» **REQUIRED TASK**: Repeat every line below exactly, word for word.

— start of DATA RECORDS —

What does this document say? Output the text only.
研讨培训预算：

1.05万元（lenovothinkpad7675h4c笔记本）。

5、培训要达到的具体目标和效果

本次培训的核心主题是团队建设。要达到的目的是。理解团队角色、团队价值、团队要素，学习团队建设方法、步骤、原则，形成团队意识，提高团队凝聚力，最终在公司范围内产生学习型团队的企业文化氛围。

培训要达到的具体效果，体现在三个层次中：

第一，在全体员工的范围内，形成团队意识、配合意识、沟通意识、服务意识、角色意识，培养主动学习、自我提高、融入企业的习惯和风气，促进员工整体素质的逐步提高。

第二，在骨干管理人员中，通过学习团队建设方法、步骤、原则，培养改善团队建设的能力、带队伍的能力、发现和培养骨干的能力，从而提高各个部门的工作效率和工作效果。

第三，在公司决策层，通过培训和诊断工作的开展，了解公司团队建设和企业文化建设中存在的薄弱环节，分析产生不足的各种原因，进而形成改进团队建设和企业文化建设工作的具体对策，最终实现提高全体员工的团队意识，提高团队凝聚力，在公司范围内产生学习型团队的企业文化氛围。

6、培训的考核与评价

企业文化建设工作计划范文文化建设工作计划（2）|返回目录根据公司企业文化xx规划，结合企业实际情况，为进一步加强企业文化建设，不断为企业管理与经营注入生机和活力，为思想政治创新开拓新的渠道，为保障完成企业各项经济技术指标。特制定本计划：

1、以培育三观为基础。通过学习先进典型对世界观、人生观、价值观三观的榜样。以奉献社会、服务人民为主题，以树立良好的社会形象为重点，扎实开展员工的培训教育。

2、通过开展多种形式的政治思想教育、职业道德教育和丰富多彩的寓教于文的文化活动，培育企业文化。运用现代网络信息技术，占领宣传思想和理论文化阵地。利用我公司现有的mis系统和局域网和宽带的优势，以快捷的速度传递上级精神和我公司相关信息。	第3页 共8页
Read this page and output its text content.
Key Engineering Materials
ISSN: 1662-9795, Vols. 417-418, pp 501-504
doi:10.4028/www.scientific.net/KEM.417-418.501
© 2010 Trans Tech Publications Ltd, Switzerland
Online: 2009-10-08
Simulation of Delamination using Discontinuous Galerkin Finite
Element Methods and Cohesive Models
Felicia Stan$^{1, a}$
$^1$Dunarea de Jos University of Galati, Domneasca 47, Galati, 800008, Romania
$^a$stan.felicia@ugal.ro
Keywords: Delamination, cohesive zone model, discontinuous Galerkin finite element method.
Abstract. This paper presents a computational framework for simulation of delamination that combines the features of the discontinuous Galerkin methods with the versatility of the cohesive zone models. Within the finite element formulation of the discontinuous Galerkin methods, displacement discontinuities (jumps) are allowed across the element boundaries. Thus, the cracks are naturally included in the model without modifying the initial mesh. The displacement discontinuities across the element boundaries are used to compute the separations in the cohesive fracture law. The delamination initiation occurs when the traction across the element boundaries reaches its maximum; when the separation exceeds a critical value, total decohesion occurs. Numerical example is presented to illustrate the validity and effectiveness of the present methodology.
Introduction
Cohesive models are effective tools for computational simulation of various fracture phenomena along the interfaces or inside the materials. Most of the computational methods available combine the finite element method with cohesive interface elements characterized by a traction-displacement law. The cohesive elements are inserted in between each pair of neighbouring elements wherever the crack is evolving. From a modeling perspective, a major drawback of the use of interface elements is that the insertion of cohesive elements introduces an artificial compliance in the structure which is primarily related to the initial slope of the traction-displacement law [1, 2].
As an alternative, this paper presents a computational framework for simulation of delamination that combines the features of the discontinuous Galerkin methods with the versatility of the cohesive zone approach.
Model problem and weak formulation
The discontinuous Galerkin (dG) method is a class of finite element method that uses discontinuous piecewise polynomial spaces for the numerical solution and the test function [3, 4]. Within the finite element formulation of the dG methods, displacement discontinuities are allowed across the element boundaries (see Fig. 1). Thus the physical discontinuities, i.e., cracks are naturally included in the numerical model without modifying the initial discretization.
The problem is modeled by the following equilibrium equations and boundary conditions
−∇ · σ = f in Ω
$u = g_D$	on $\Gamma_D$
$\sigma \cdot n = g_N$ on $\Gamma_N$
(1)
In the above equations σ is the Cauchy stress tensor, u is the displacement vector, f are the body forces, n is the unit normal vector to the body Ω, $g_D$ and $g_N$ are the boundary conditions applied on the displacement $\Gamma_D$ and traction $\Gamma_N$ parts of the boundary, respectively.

— end of DATA RECORDS —

» **RESULT**:
What does this document say? Output the text only.
研讨培训预算：

1.05万元（lenovothinkpad7675h4c笔记本）。

5、培训要达到的具体目标和效果

本次培训的核心主题是团队建设。要达到的目的是。理解团队角色、团队价值、团队要素，学习团队建设方法、步骤、原则，形成团队意识，提高团队凝聚力，最终在公司范围内产生学习型团队的企业文化氛围。

培训要达到的具体效果，体现在三个层次中：

第一，在全体员工的范围内，形成团队意识、配合意识、沟通意识、服务意识、角色意识，培养主动学习、自我提高、融入企业的习惯和风气，促进员工整体素质的逐步提高。

第二，在骨干管理人员中，通过学习团队建设方法、步骤、原则，培养改善团队建设的能力、带队伍的能力、发现和培养骨干的能力，从而提高各个部门的工作效率和工作效果。

第三，在公司决策层，通过培训和诊断工作的开展，了解公司团队建设和企业文化建设中存在的薄弱环节，分析产生不足的各种原因，进而形成改进团队建设和企业文化建设工作的具体对策，最终实现提高全体员工的团队意识，提高团队凝聚力，在公司范围内产生学习型团队的企业文化氛围。

6、培训的考核与评价

企业文化建设工作计划范文文化建设工作计划（2）|返回目录根据公司企业文化xx规划，结合企业实际情况，为进一步加强企业文化建设，不断为企业管理与经营注入生机和活力，为思想政治创新开拓新的渠道，为保障完成企业各项经济技术指标。特制定本计划：

1、以培育三观为基础。通过学习先进典型对世界观、人生观、价值观三观的榜样。以奉献社会、服务人民为主题，以树立良好的社会形象为重点，扎实开展员工的培训教育。

2、通过开展多种形式的政治思想教育、职业道德教育和丰富多彩的寓教于文的文化活动，培育企业文化。运用现代网络信息技术，占领宣传思想和理论文化阵地。利用我公司现有的mis系统和局域网和宽带的优势，以快捷的速度传递上级精神和我公司相关信息。	第3页 共8页
Read this page and output its text content.
Key Engineering Materials
ISSN: 1662-9795, Vols. 417-418, pp 501-504
doi:10.4028/www.scientific.net/KEM.417-418.501
© 2010 Trans Tech Publications Ltd, Switzerland
Online: 2009-10-08
Simulation of Delamination using Discontinuous Galerkin Finite
Element Methods and Cohesive Models
Felicia Stan$^{1, a}$
$^1$Dunarea de Jos University of Galati, Domneasca 47, Galati, 800008, Romania
$^a$stan.felicia@ugal.ro
Keywords: Delamination, cohesive zone model, discontinuous Galerkin finite element method.
Abstract. This paper presents a computational framework for simulation of delamination that combines the features of the discontinuous Galerkin methods with the versatility of the cohesive zone models. Within the finite element formulation of the discontinuous Galerkin methods, displacement discontinuities (jumps) are allowed across the element boundaries. Thus, the cracks are naturally included in the model without modifying the initial mesh. The displacement discontinuities across the element boundaries are used to compute the separations in the cohesive fracture law. The delamination initiation occurs when the traction across the element boundaries reaches its maximum; when the separation exceeds a critical value, total decohesion occurs. Numerical example is presented to illustrate the validity and effectiveness of the present methodology.
Introduction
Cohesive models are effective tools for computational simulation of various fracture phenomena along the interfaces or inside the materials. Most of the computational methods available combine the finite element method with cohesive interface elements characterized by a traction-displacement law. The cohesive elements are inserted in between each pair of neighbouring elements wherever the crack is evolving. From a modeling perspective, a major drawback of the use of interface elements is that the insertion of cohesive elements introduces an artificial compliance in the structure which is primarily related to the initial slope of the traction-displacement law [1, 2].
As an alternative, this paper presents a computational framework for simulation of delamination that combines the features of the discontinuous Galerkin methods with the versatility of the cohesive zone approach.
Model problem and weak formulation
The discontinuous Galerkin (dG) method is a class of finite element method that uses discontinuous piecewise polynomial spaces for the numerical solution and the test function [3, 4]. Within the finite element formulation of the dG methods, displacement discontinuities are allowed across the element boundaries (see Fig. 1). Thus the physical discontinuities, i.e., cracks are naturally included in the numerical model without modifying the initial discretization.
The problem is modeled by the following equilibrium equations and boundary conditions
−∇ · σ = f in Ω
$u = g_D$	on $\Gamma_D$
$\sigma \cdot n = g_N$ on $\Gamma_N$
(1)
In the above equations σ is the Cauchy stress tensor, u is the displacement vector, f are the body forces, n is the unit normal vector to the body Ω, $g_D$ and $g_N$ are the boundary conditions applied on the displacement $\Gamma_D$ and traction $\Gamma_N$ parts of the boundary, respectively.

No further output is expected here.